*WORK TASK*.
Each entry below must be repeated exactly. Leave the pictures out of it.

Recorded data
****************
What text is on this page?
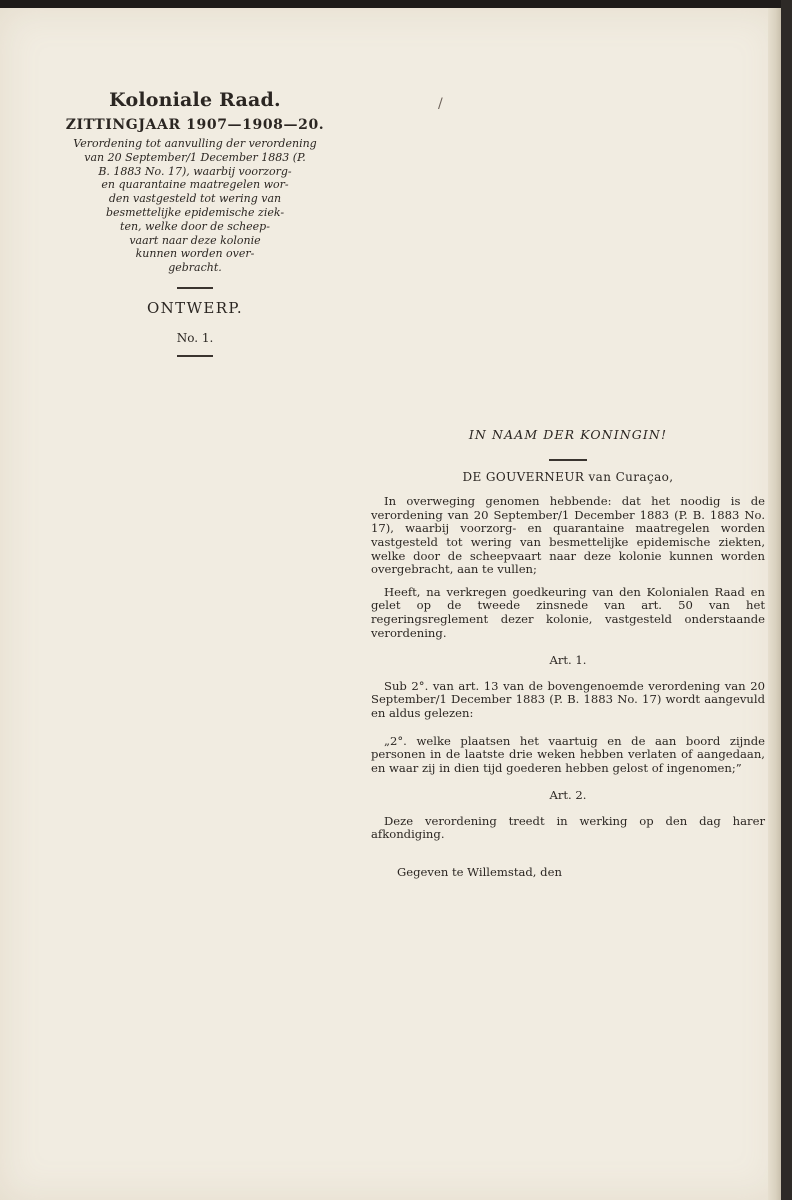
Koloniale Raad.
ZITTINGJAAR 1907—1908—20.
Verordening tot aanvulling der verordening
van 20 September/1 December 1883 (P.
B. 1883 No. 17), waarbij voorzorg-
en quarantaine maatregelen wor-
den vastgesteld tot wering van
besmettelijke epidemische ziek-
ten, welke door de scheep-
vaart naar deze kolonie
kunnen worden over-
gebracht.
ONTWERP.
No. 1.
/
IN NAAM DER KONINGIN!
DE GOUVERNEUR van Curaçao,

In overweging genomen hebbende: dat het noodig is de verordening van 20 September/1 December 1883 (P. B. 1883 No. 17), waarbij voorzorg- en quarantaine maatregelen worden vastgesteld tot wering van besmettelijke epidemische ziekten, welke door de scheepvaart naar deze kolonie kunnen worden overgebracht, aan te vullen;

Heeft, na verkregen goedkeuring van den Kolonialen Raad en gelet op de tweede zinsnede van art. 50 van het regeringsreglement dezer kolonie, vastgesteld onderstaande verordening.

Art. 1.

Sub 2°. van art. 13 van de bovengenoemde verordening van 20 September/1 December 1883 (P. B. 1883 No. 17) wordt aangevuld en aldus gelezen:

„2°. welke plaatsen het vaartuig en de aan boord zijnde personen in de laatste drie weken hebben verlaten of aangedaan, en waar zij in dien tijd goederen hebben gelost of ingenomen;”

Art. 2.

Deze verordening treedt in werking op den dag harer afkondiging.

Gegeven te Willemstad, den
****************
*EXERCISE ANSWER*.
What text is on this page?
Koloniale Raad.
ZITTINGJAAR 1907—1908—20.
Verordening tot aanvulling der verordening
van 20 September/1 December 1883 (P.
B. 1883 No. 17), waarbij voorzorg-
en quarantaine maatregelen wor-
den vastgesteld tot wering van
besmettelijke epidemische ziek-
ten, welke door de scheep-
vaart naar deze kolonie
kunnen worden over-
gebracht.
ONTWERP.
No. 1.
/
IN NAAM DER KONINGIN!
DE GOUVERNEUR van Curaçao,

In overweging genomen hebbende: dat het noodig is de verordening van 20 September/1 December 1883 (P. B. 1883 No. 17), waarbij voorzorg- en quarantaine maatregelen worden vastgesteld tot wering van besmettelijke epidemische ziekten, welke door de scheepvaart naar deze kolonie kunnen worden overgebracht, aan te vullen;

Heeft, na verkregen goedkeuring van den Kolonialen Raad en gelet op de tweede zinsnede van art. 50 van het regeringsreglement dezer kolonie, vastgesteld onderstaande verordening.

Art. 1.

Sub 2°. van art. 13 van de bovengenoemde verordening van 20 September/1 December 1883 (P. B. 1883 No. 17) wordt aangevuld en aldus gelezen:

„2°. welke plaatsen het vaartuig en de aan boord zijnde personen in de laatste drie weken hebben verlaten of aangedaan, en waar zij in dien tijd goederen hebben gelost of ingenomen;”

Art. 2.

Deze verordening treedt in werking op den dag harer afkondiging.

Gegeven te Willemstad, den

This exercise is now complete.